(SHORT PROBLEM):
Transcribe all of the records word for word, but omit the pictures.

(SOURCE DATA):
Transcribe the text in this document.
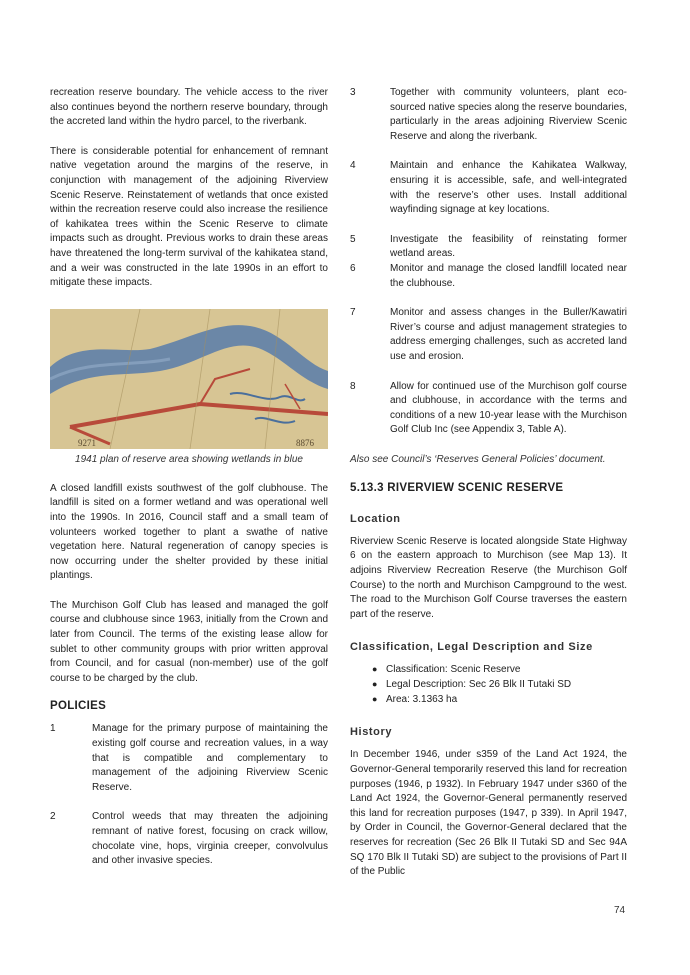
recreation reserve boundary. The vehicle access to the river also continues beyond the northern reserve boundary, through the accreted land within the hydro parcel, to the riverbank.

There is considerable potential for enhancement of remnant native vegetation around the margins of the reserve, in conjunction with management of the adjoining Riverview Scenic Reserve. Reinstatement of wetlands that once existed within the recreation reserve could also increase the resilience of kahikatea trees within the Scenic Reserve to climate impacts such as drought. Previous works to drain these areas have threatened the long-term survival of the kahikatea stand, and a weir was constructed in the late 1990s in an effort to mitigate these impacts.

9271	8876
1941 plan of reserve area showing wetlands in blue

A closed landfill exists southwest of the golf clubhouse. The landfill is sited on a former wetland and was operational well into the 1990s. In 2016, Council staff and a small team of volunteers worked together to plant a swathe of native vegetation here. Natural regeneration of canopy species is now occurring under the shelter provided by these initial plantings.

The Murchison Golf Club has leased and managed the golf course and clubhouse since 1963, initially from the Crown and later from Council. The terms of the existing lease allow for sublet to other community groups with prior written approval from Council, and for casual (non-member) use of the golf course to be charged by the club.

POLICIES
1	Manage for the primary purpose of maintaining the existing golf course and recreation values, in a way that is compatible and complementary to management of the adjoining Riverview Scenic Reserve.
2	Control weeds that may threaten the adjoining remnant of native forest, focusing on crack willow, chocolate vine, hops, virginia creeper, convolvulus and other invasive species.
3	Together with community volunteers, plant eco-sourced native species along the reserve boundaries, particularly in the areas adjoining Riverview Scenic Reserve and along the riverbank.
4	Maintain and enhance the Kahikatea Walkway, ensuring it is accessible, safe, and well-integrated with the reserve’s other uses. Install additional wayfinding signage at key locations.
5	Investigate the feasibility of reinstating former wetland areas.
6	Monitor and manage the closed landfill located near the clubhouse.
7	Monitor and assess changes in the Buller/Kawatiri River’s course and adjust management strategies to address emerging challenges, such as accreted land use and erosion.
8	Allow for continued use of the Murchison golf course and clubhouse, in accordance with the terms and conditions of a new 10-year lease with the Murchison Golf Club Inc (see Appendix 3, Table A).
Also see Council’s ‘Reserves General Policies’ document.
5.13.3 RIVERVIEW SCENIC RESERVE
Location

Riverview Scenic Reserve is located alongside State Highway 6 on the eastern approach to Murchison (see Map 13). It adjoins Riverview Recreation Reserve (the Murchison Golf Course) to the north and Murchison Campground to the west. The road to the Murchison Golf Course traverses the eastern part of the reserve.

Classification, Legal Description and Size
● Classification: Scenic Reserve
● Legal Description: Sec 26 Blk II Tutaki SD
● Area: 3.1363 ha
History

In December 1946, under s359 of the Land Act 1924, the Governor-General temporarily reserved this land for recreation purposes (1946, p 1932). In February 1947 under s360 of the Land Act 1924, the Governor-General permanently reserved this land for recreation purposes (1947, p 339). In April 1947, by Order in Council, the Governor-General declared that the reserves for recreation (Sec 26 Blk II Tutaki SD and Sec 94A SQ 170 Blk II Tutaki SD) are subject to the provisions of Part II of the Public

74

(TASK RESPONSE):
Transcribe the text in this document.
recreation reserve boundary. The vehicle access to the river also continues beyond the northern reserve boundary, through the accreted land within the hydro parcel, to the riverbank.

There is considerable potential for enhancement of remnant native vegetation around the margins of the reserve, in conjunction with management of the adjoining Riverview Scenic Reserve. Reinstatement of wetlands that once existed within the recreation reserve could also increase the resilience of kahikatea trees within the Scenic Reserve to climate impacts such as drought. Previous works to drain these areas have threatened the long-term survival of the kahikatea stand, and a weir was constructed in the late 1990s in an effort to mitigate these impacts.

9271	8876
1941 plan of reserve area showing wetlands in blue

A closed landfill exists southwest of the golf clubhouse. The landfill is sited on a former wetland and was operational well into the 1990s. In 2016, Council staff and a small team of volunteers worked together to plant a swathe of native vegetation here. Natural regeneration of canopy species is now occurring under the shelter provided by these initial plantings.

The Murchison Golf Club has leased and managed the golf course and clubhouse since 1963, initially from the Crown and later from Council. The terms of the existing lease allow for sublet to other community groups with prior written approval from Council, and for casual (non-member) use of the golf course to be charged by the club.

POLICIES
1	Manage for the primary purpose of maintaining the existing golf course and recreation values, in a way that is compatible and complementary to management of the adjoining Riverview Scenic Reserve.
2	Control weeds that may threaten the adjoining remnant of native forest, focusing on crack willow, chocolate vine, hops, virginia creeper, convolvulus and other invasive species.
3	Together with community volunteers, plant eco-sourced native species along the reserve boundaries, particularly in the areas adjoining Riverview Scenic Reserve and along the riverbank.
4	Maintain and enhance the Kahikatea Walkway, ensuring it is accessible, safe, and well-integrated with the reserve’s other uses. Install additional wayfinding signage at key locations.
5	Investigate the feasibility of reinstating former wetland areas.
6	Monitor and manage the closed landfill located near the clubhouse.
7	Monitor and assess changes in the Buller/Kawatiri River’s course and adjust management strategies to address emerging challenges, such as accreted land use and erosion.
8	Allow for continued use of the Murchison golf course and clubhouse, in accordance with the terms and conditions of a new 10-year lease with the Murchison Golf Club Inc (see Appendix 3, Table A).
Also see Council’s ‘Reserves General Policies’ document.
5.13.3 RIVERVIEW SCENIC RESERVE
Location

Riverview Scenic Reserve is located alongside State Highway 6 on the eastern approach to Murchison (see Map 13). It adjoins Riverview Recreation Reserve (the Murchison Golf Course) to the north and Murchison Campground to the west. The road to the Murchison Golf Course traverses the eastern part of the reserve.

Classification, Legal Description and Size
● Classification: Scenic Reserve
● Legal Description: Sec 26 Blk II Tutaki SD
● Area: 3.1363 ha
History

In December 1946, under s359 of the Land Act 1924, the Governor-General temporarily reserved this land for recreation purposes (1946, p 1932). In February 1947 under s360 of the Land Act 1924, the Governor-General permanently reserved this land for recreation purposes (1947, p 339). In April 1947, by Order in Council, the Governor-General declared that the reserves for recreation (Sec 26 Blk II Tutaki SD and Sec 94A SQ 170 Blk II Tutaki SD) are subject to the provisions of Part II of the Public

74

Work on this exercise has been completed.